### [Brief]
Search the listing for the string "должно" and copy every line that contains it.

[Items from a data source]
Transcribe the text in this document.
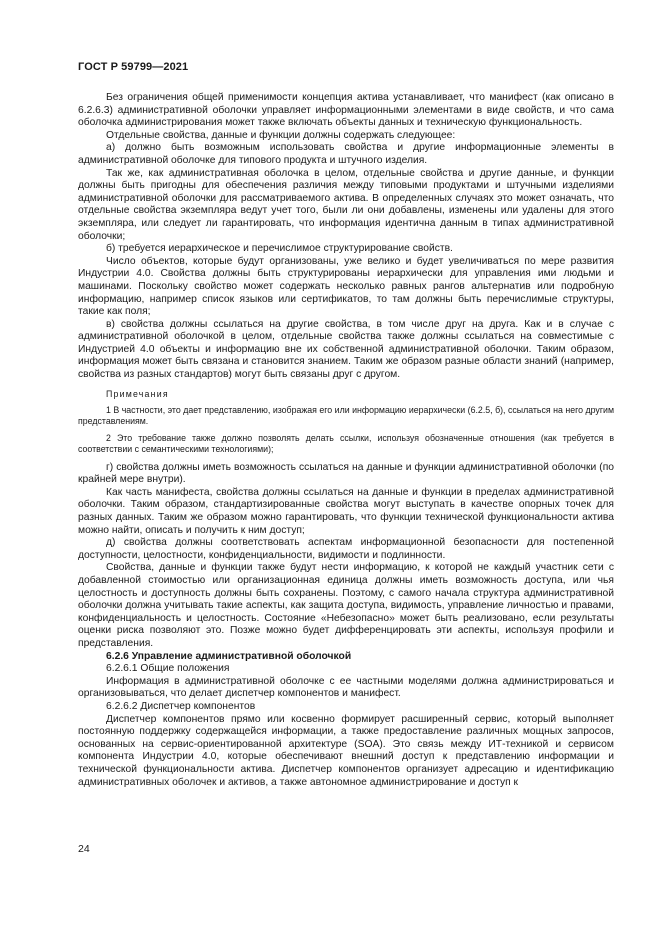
ГОСТ Р 59799—2021

Без ограничения общей применимости концепция актива устанавливает, что манифест (как описано в 6.2.6.3) административной оболочки управляет информационными элементами в виде свойств, и что сама оболочка администрирования может также включать объекты данных и техническую функциональность.

Отдельные свойства, данные и функции должны содержать следующее:

а) должно быть возможным использовать свойства и другие информационные элементы в административной оболочке для типового продукта и штучного изделия.

Так же, как административная оболочка в целом, отдельные свойства и другие данные, и функции должны быть пригодны для обеспечения различия между типовыми продуктами и штучными изделиями административной оболочки для рассматриваемого актива. В определенных случаях это может означать, что отдельные свойства экземпляра ведут учет того, были ли они добавлены, изменены или удалены для этого экземпляра, или следует ли гарантировать, что информация идентична данным в типах административной оболочки;

б) требуется иерархическое и перечислимое структурирование свойств.

Число объектов, которые будут организованы, уже велико и будет увеличиваться по мере развития Индустрии 4.0. Свойства должны быть структурированы иерархически для управления ими людьми и машинами. Поскольку свойство может содержать несколько равных рангов альтернатив или подробную информацию, например список языков или сертификатов, то там должны быть перечислимые структуры, такие как поля;

в) свойства должны ссылаться на другие свойства, в том числе друг на друга. Как и в случае с административной оболочкой в целом, отдельные свойства также должны ссылаться на совместимые с Индустрией 4.0 объекты и информацию вне их собственной административной оболочки. Таким образом, информация может быть связана и становится знанием. Таким же образом разные области знаний (например, свойства из разных стандартов) могут быть связаны друг с другом.

Примечания

1 В частности, это дает представлению, изображая его или информацию иерархически (6.2.5, б), ссылаться на него другим представлениям.

2 Это требование также должно позволять делать ссылки, используя обозначенные отношения (как требуется в соответствии с семантическими технологиями);

г) свойства должны иметь возможность ссылаться на данные и функции административной оболочки (по крайней мере внутри).

Как часть манифеста, свойства должны ссылаться на данные и функции в пределах административной оболочки. Таким образом, стандартизированные свойства могут выступать в качестве опорных точек для разных данных. Таким же образом можно гарантировать, что функции технической функциональности актива можно найти, описать и получить к ним доступ;

д) свойства должны соответствовать аспектам информационной безопасности для постепенной доступности, целостности, конфиденциальности, видимости и подлинности.

Свойства, данные и функции также будут нести информацию, к которой не каждый участник сети с добавленной стоимостью или организационная единица должны иметь возможность доступа, или чья целостность и доступность должны быть сохранены. Поэтому, с самого начала структура административной оболочки должна учитывать такие аспекты, как защита доступа, видимость, управление личностью и правами, конфиденциальность и целостность. Состояние «Небезопасно» может быть реализовано, если результаты оценки риска позволяют это. Позже можно будет дифференцировать эти аспекты, используя профили и представления.

6.2.6 Управление административной оболочкой

6.2.6.1 Общие положения

Информация в административной оболочке с ее частными моделями должна администрироваться и организовываться, что делает диспетчер компонентов и манифест.

6.2.6.2 Диспетчер компонентов

Диспетчер компонентов прямо или косвенно формирует расширенный сервис, который выполняет постоянную поддержку содержащейся информации, а также предоставление различных мощных запросов, основанных на сервис-ориентированной архитектуре (SOA). Это связь между ИТ-техникой и сервисом компонента Индустрии 4.0, которые обеспечивают внешний доступ к представлению информации и технической функциональности актива. Диспетчер компонентов организует адресацию и идентификацию административных оболочек и активов, а также автономное администрирование и доступ к

24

### [Correct response]
а) должно быть возможным использовать свойства и другие информационные элементы в административной оболочке для типового продукта и штучного изделия.
2 Это требование также должно позволять делать ссылки, используя обозначенные отношения (как требуется в соответствии с семантическими технологиями);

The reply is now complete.